## [Working data]

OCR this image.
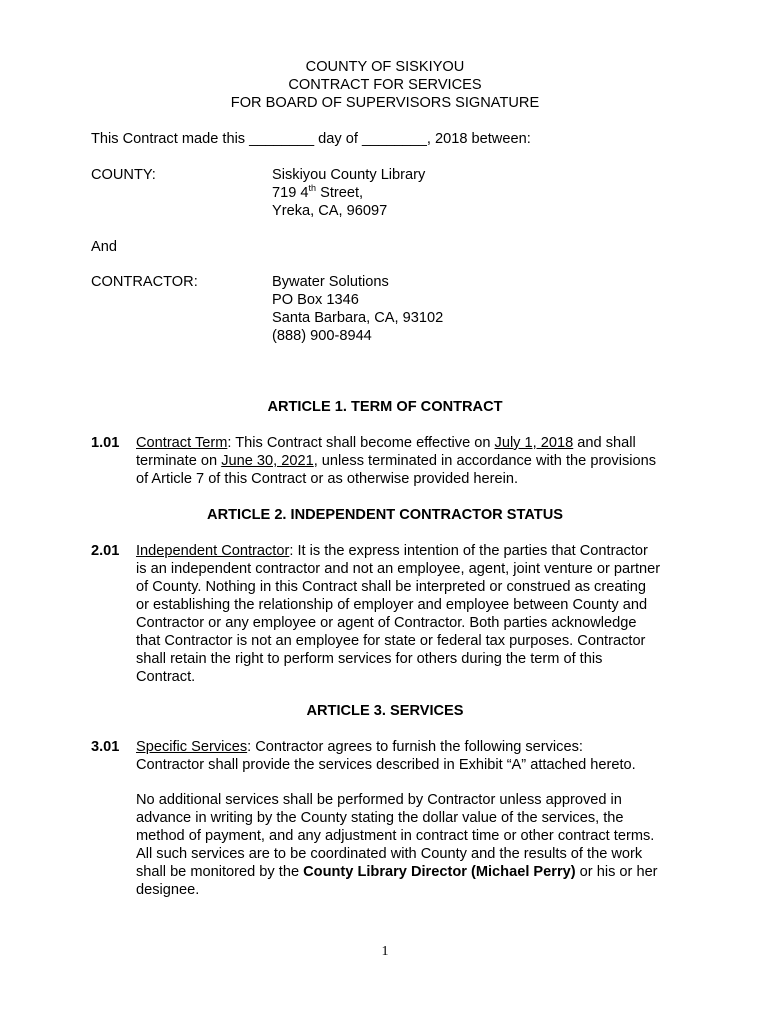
COUNTY OF SISKIYOU
CONTRACT FOR SERVICES
FOR BOARD OF SUPERVISORS SIGNATURE
This Contract made this ________ day of ________, 2018 between:
COUNTY:	Siskiyou County Library
719 4th Street,
Yreka, CA, 96097
And
CONTRACTOR:	Bywater Solutions
PO Box 1346
Santa Barbara, CA, 93102
(888) 900-8944
ARTICLE 1. TERM OF CONTRACT
1.01 Contract Term: This Contract shall become effective on July 1, 2018 and shall
terminate on June 30, 2021, unless terminated in accordance with the provisions
of Article 7 of this Contract or as otherwise provided herein.
ARTICLE 2. INDEPENDENT CONTRACTOR STATUS
2.01 Independent Contractor: It is the express intention of the parties that Contractor
is an independent contractor and not an employee, agent, joint venture or partner
of County. Nothing in this Contract shall be interpreted or construed as creating
or establishing the relationship of employer and employee between County and
Contractor or any employee or agent of Contractor. Both parties acknowledge
that Contractor is not an employee for state or federal tax purposes. Contractor
shall retain the right to perform services for others during the term of this
Contract.
ARTICLE 3. SERVICES
3.01 Specific Services: Contractor agrees to furnish the following services:
Contractor shall provide the services described in Exhibit “A” attached hereto.
No additional services shall be performed by Contractor unless approved in
advance in writing by the County stating the dollar value of the services, the
method of payment, and any adjustment in contract time or other contract terms.
All such services are to be coordinated with County and the results of the work
shall be monitored by the County Library Director (Michael Perry) or his or her
designee.
1
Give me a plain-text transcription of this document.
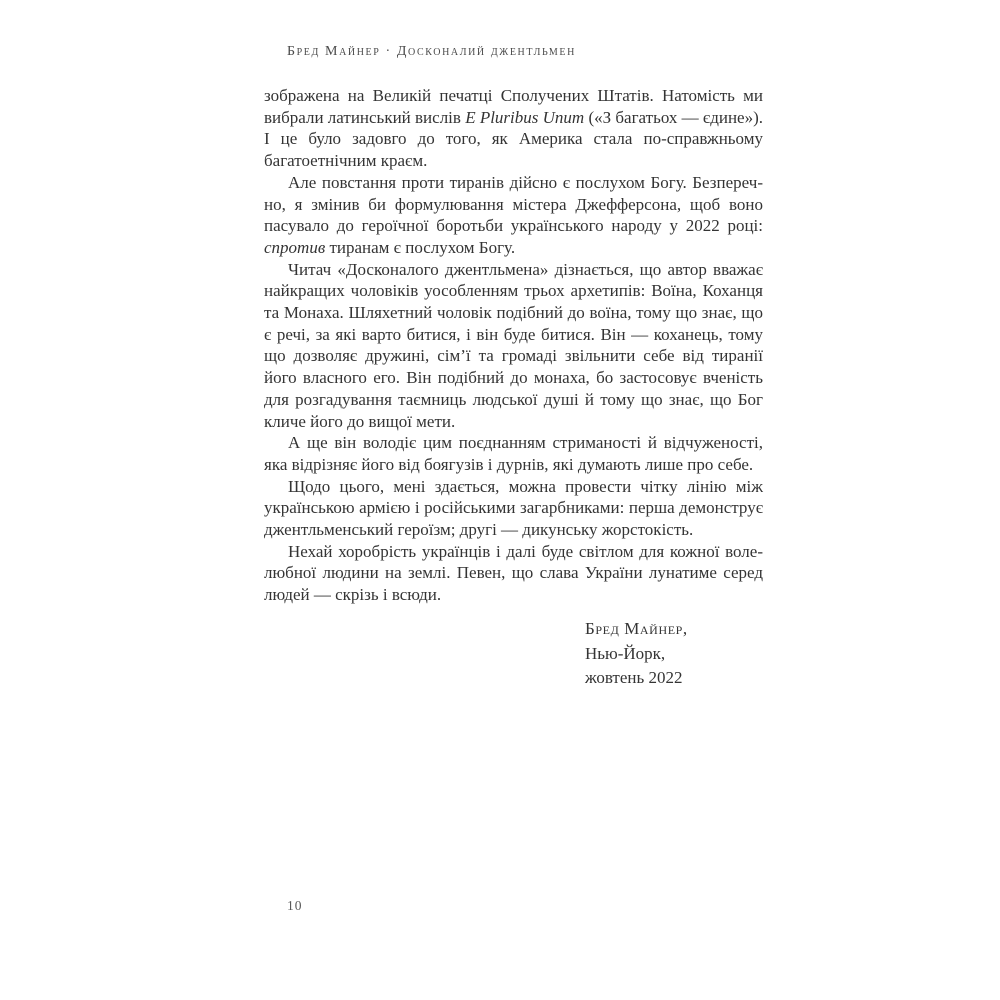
Бред Майнер · Досконалий джентльмен

зображена на Великій печатці Сполучених Штатів. Натомість ми вибрали латинський вислів E Pluribus Unum («З багатьох — єдине»). І це було задовго до того, як Америка стала по-справжньому багатоетнічним краєм.

Але повстання проти тиранів дійсно є послухом Богу. Безперечно, я змінив би формулювання містера Джефферсона, щоб воно пасувало до героїчної боротьби українського народу у 2022 році: спротив тиранам є послухом Богу.

Читач «Досконалого джентльмена» дізнається, що автор вважає найкращих чоловіків уособленням трьох архетипів: Воїна, Коханця та Монаха. Шляхетний чоловік подібний до воїна, тому що знає, що є речі, за які варто битися, і він буде битися. Він — коханець, тому що дозволяє дружині, сім’ї та громаді звільнити себе від тиранії його власного его. Він подібний до монаха, бо застосовує вченість для розгадування таємниць людської душі й тому що знає, що Бог кличе його до вищої мети.

А ще він володіє цим поєднанням стриманості й відчуженості, яка відрізняє його від боягузів і дурнів, які думають лише про себе.

Щодо цього, мені здається, можна провести чітку лінію між українською армією і російськими загарбниками: перша демонструє джентльменський героїзм; другі — дикунську жорстокість.

Нехай хоробрість українців і далі буде світлом для кожної волелюбної людини на землі. Певен, що слава України лунатиме серед людей — скрізь і всюди.

Бред Майнер,
Нью-Йорк,
жовтень 2022
10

## [Task to complete]
Copy the material above in full and exactly, skipping pictures.

## [Task answer]
OCR this image.
COUNTY OF SISKIYOU
CONTRACT FOR SERVICES
FOR BOARD OF SUPERVISORS SIGNATURE
This Contract made this ________ day of ________, 2018 between:
COUNTY:	Siskiyou County Library
719 4th Street,
Yreka, CA, 96097
And
CONTRACTOR:	Bywater Solutions
PO Box 1346
Santa Barbara, CA, 93102
(888) 900-8944
ARTICLE 1. TERM OF CONTRACT
1.01 Contract Term: This Contract shall become effective on July 1, 2018 and shall
terminate on June 30, 2021, unless terminated in accordance with the provisions
of Article 7 of this Contract or as otherwise provided herein.
ARTICLE 2. INDEPENDENT CONTRACTOR STATUS
2.01 Independent Contractor: It is the express intention of the parties that Contractor
is an independent contractor and not an employee, agent, joint venture or partner
of County. Nothing in this Contract shall be interpreted or construed as creating
or establishing the relationship of employer and employee between County and
Contractor or any employee or agent of Contractor. Both parties acknowledge
that Contractor is not an employee for state or federal tax purposes. Contractor
shall retain the right to perform services for others during the term of this
Contract.
ARTICLE 3. SERVICES
3.01 Specific Services: Contractor agrees to furnish the following services:
Contractor shall provide the services described in Exhibit “A” attached hereto.
No additional services shall be performed by Contractor unless approved in
advance in writing by the County stating the dollar value of the services, the
method of payment, and any adjustment in contract time or other contract terms.
All such services are to be coordinated with County and the results of the work
shall be monitored by the County Library Director (Michael Perry) or his or her
designee.
1
Give me a plain-text transcription of this document.
Бред Майнер · Досконалий джентльмен

зображена на Великій печатці Сполучених Штатів. Натомість ми вибрали латинський вислів E Pluribus Unum («З багатьох — єдине»). І це було задовго до того, як Америка стала по-справжньому багатоетнічним краєм.

Але повстання проти тиранів дійсно є послухом Богу. Безперечно, я змінив би формулювання містера Джефферсона, щоб воно пасувало до героїчної боротьби українського народу у 2022 році: спротив тиранам є послухом Богу.

Читач «Досконалого джентльмена» дізнається, що автор вважає найкращих чоловіків уособленням трьох архетипів: Воїна, Коханця та Монаха. Шляхетний чоловік подібний до воїна, тому що знає, що є речі, за які варто битися, і він буде битися. Він — коханець, тому що дозволяє дружині, сім’ї та громаді звільнити себе від тиранії його власного его. Він подібний до монаха, бо застосовує вченість для розгадування таємниць людської душі й тому що знає, що Бог кличе його до вищої мети.

А ще він володіє цим поєднанням стриманості й відчуженості, яка відрізняє його від боягузів і дурнів, які думають лише про себе.

Щодо цього, мені здається, можна провести чітку лінію між українською армією і російськими загарбниками: перша демонструє джентльменський героїзм; другі — дикунську жорстокість.

Нехай хоробрість українців і далі буде світлом для кожної волелюбної людини на землі. Певен, що слава України лунатиме серед людей — скрізь і всюди.

Бред Майнер,
Нью-Йорк,
жовтень 2022
10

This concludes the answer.